• _Material for the task_:
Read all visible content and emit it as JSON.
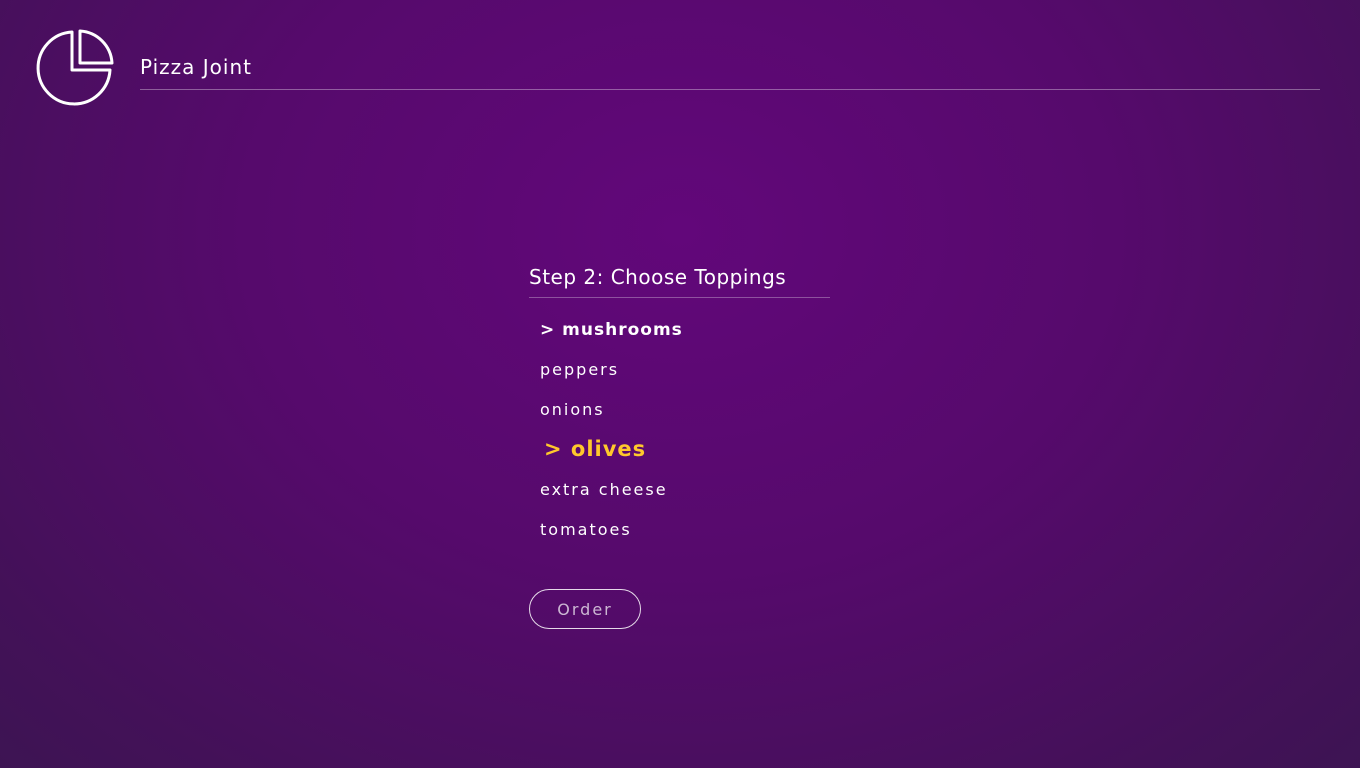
{
  "app": {
    "title": "Pizza Joint",
    "logo_icon": "pie-chart-icon"
  },
  "step": {
    "title": "Step 2: Choose Toppings"
  },
  "toppings": [
    {
      "label": "> mushrooms",
      "state": "selected"
    },
    {
      "label": "peppers",
      "state": "normal"
    },
    {
      "label": "onions",
      "state": "normal"
    },
    {
      "label": "> olives",
      "state": "focused"
    },
    {
      "label": "extra cheese",
      "state": "normal"
    },
    {
      "label": "tomatoes",
      "state": "normal"
    }
  ],
  "order_button": {
    "label": "Order"
  },
  "colors": {
    "background": "#5a086f",
    "accent": "#ffc82c",
    "text": "#ffffff"
  }
}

• _Written exercise_: Scan the listing above. Gather each line that contains the word "title".

• _Task solution_:
    "title": "Pizza Joint",
    "title": "Step 2: Choose Toppings"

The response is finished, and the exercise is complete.